» EXERCISE AIM: State how many lines in the entries below contain "text". Write nothing but the number.

» SUPPLIED ENTRIES:

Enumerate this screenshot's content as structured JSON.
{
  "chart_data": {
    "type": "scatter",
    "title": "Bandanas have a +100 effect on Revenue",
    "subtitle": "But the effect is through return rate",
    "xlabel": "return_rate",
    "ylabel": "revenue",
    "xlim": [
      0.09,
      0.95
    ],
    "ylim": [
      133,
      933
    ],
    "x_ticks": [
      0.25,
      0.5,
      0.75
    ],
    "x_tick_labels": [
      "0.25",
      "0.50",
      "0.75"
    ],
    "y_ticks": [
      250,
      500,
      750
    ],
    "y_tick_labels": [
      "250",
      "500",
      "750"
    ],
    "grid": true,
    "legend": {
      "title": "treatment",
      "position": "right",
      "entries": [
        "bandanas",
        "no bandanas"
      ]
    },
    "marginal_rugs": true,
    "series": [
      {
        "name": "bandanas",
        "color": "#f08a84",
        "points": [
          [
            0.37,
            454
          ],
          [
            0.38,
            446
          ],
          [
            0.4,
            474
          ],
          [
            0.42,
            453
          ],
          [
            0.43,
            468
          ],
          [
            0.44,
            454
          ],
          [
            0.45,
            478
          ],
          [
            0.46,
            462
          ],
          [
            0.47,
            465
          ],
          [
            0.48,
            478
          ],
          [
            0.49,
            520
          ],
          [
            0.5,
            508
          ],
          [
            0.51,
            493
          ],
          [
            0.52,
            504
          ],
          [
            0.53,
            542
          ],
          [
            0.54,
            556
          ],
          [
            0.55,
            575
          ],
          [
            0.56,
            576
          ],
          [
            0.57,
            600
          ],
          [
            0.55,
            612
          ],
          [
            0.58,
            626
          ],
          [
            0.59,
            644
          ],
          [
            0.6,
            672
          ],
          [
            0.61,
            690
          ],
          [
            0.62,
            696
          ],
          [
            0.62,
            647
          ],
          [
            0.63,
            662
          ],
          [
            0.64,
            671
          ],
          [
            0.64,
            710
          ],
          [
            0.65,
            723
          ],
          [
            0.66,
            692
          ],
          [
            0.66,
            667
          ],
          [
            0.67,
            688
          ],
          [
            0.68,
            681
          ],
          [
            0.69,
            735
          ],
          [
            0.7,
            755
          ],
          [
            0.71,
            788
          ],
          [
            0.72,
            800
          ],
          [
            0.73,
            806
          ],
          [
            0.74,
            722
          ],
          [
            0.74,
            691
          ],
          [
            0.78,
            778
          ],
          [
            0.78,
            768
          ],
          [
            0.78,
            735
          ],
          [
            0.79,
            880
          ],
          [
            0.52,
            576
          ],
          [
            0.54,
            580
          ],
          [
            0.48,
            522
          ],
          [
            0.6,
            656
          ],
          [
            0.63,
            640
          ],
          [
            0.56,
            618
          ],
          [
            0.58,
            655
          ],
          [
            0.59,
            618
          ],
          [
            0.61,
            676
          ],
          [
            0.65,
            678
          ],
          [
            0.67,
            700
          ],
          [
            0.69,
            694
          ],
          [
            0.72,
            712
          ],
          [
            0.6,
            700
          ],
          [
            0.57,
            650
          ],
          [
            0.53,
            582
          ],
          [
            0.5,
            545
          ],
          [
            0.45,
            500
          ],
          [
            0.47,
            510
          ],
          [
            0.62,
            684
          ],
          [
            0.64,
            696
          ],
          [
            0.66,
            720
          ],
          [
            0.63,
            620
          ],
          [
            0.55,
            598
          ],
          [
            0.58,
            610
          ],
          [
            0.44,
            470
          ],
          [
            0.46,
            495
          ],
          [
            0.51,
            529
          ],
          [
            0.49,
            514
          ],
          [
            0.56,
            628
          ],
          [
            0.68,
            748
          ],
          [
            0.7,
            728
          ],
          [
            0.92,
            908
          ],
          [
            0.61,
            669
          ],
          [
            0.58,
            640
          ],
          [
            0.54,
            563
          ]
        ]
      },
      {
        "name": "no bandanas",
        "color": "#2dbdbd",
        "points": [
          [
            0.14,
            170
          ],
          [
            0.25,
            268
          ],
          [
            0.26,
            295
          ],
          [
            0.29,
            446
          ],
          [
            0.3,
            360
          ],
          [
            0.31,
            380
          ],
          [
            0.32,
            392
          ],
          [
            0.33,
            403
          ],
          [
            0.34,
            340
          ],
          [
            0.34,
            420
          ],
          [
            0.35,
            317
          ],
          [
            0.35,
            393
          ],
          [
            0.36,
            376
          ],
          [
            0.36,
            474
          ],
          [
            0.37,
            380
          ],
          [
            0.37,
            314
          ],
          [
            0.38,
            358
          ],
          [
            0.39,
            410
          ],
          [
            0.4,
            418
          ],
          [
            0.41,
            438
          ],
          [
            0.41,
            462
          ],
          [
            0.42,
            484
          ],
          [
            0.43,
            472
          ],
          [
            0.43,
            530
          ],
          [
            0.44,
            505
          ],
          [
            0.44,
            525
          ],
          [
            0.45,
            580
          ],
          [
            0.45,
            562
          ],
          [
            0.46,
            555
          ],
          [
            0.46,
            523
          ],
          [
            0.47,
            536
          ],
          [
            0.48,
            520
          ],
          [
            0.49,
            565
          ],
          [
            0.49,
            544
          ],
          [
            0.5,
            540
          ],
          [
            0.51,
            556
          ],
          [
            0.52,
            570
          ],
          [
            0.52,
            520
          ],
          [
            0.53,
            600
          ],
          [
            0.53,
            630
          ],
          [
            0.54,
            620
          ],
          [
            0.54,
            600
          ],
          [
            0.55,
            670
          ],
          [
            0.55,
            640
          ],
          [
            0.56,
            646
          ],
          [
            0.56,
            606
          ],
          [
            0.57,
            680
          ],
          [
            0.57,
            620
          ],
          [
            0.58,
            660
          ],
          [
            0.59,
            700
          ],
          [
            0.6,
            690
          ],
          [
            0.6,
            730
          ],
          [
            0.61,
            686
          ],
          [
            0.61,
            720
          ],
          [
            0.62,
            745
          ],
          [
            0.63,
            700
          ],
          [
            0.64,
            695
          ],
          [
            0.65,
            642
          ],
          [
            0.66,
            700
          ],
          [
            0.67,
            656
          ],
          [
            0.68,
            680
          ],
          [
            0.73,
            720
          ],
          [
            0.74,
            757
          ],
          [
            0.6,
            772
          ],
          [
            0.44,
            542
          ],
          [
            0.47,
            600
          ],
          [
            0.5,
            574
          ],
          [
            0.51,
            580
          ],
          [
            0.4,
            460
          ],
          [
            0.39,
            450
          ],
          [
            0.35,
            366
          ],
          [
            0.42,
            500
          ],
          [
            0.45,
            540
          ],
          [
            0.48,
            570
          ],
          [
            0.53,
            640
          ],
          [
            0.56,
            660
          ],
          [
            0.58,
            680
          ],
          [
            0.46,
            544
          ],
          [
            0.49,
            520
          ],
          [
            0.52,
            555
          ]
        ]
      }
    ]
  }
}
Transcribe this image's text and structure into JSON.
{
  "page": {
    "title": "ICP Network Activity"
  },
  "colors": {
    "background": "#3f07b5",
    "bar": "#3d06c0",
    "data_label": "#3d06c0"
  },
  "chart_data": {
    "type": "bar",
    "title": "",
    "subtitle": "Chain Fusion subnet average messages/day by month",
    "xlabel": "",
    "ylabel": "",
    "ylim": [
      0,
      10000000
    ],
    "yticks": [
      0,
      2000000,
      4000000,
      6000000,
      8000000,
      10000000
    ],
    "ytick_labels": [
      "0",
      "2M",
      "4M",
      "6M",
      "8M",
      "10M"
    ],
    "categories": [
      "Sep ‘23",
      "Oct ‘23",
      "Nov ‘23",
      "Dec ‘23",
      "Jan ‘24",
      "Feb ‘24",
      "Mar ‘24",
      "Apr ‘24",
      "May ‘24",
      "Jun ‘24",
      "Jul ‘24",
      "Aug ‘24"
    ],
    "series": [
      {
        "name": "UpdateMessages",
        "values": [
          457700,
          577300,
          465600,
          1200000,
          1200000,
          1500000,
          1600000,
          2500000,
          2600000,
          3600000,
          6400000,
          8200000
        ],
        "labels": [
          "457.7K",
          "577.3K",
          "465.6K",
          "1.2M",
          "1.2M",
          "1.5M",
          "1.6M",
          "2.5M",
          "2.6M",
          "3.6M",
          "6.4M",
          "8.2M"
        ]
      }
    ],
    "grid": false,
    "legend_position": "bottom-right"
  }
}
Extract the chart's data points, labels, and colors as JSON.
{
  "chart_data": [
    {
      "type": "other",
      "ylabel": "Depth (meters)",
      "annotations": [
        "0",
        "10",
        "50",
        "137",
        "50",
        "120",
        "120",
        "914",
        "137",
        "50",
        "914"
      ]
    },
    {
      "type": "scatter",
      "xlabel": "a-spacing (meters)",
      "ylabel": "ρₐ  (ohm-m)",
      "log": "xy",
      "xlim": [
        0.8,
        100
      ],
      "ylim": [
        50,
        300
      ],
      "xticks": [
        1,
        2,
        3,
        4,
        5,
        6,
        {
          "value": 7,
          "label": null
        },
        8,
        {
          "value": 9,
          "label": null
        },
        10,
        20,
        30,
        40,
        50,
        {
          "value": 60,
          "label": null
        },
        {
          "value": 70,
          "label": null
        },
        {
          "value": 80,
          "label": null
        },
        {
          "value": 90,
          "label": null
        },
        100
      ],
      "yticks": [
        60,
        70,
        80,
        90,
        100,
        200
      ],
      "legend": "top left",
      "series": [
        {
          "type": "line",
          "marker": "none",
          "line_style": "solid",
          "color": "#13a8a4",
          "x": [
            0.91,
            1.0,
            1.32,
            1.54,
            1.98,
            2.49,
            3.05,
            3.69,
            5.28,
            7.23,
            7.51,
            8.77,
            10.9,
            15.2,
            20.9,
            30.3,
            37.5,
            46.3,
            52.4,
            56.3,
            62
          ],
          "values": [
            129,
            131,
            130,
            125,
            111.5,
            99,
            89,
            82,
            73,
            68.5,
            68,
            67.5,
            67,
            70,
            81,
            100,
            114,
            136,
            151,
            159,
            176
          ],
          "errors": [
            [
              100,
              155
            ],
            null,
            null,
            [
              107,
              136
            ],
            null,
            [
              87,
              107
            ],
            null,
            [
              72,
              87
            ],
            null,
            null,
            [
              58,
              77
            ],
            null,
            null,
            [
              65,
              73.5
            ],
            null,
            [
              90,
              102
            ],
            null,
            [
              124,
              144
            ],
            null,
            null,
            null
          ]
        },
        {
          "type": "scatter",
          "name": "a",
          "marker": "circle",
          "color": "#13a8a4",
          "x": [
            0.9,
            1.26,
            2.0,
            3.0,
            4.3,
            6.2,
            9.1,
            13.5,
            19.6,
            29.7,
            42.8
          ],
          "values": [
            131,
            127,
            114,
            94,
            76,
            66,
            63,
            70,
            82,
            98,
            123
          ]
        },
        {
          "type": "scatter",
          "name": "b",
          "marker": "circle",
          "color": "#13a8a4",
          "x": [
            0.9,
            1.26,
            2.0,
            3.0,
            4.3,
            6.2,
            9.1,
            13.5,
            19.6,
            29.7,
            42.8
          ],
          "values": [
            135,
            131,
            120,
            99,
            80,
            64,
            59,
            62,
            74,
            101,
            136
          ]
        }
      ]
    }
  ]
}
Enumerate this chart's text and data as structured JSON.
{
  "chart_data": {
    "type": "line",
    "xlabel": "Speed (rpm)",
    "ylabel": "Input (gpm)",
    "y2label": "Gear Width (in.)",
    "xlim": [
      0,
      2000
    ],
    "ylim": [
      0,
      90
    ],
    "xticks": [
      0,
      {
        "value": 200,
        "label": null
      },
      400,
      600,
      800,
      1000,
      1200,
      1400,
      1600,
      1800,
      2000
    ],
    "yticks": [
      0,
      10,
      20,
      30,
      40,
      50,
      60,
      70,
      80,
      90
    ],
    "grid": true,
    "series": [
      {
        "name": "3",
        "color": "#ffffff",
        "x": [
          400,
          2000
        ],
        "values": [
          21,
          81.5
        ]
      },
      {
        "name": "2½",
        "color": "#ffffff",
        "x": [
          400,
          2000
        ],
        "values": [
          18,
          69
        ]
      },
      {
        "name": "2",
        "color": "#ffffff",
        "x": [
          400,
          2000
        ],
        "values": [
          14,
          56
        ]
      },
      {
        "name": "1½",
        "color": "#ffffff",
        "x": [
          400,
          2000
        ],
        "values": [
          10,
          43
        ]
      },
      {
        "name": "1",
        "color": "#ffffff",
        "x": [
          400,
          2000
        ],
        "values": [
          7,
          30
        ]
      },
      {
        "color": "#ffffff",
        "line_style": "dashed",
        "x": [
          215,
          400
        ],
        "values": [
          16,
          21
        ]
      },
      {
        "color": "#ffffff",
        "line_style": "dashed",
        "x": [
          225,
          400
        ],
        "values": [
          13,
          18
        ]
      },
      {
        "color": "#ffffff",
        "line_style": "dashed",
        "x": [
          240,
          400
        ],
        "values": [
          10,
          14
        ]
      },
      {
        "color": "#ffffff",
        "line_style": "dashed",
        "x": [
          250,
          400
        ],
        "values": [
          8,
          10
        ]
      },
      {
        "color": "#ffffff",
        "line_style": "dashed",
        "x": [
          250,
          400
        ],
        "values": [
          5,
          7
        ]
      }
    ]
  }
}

» EXERCISE OUTPUT: 2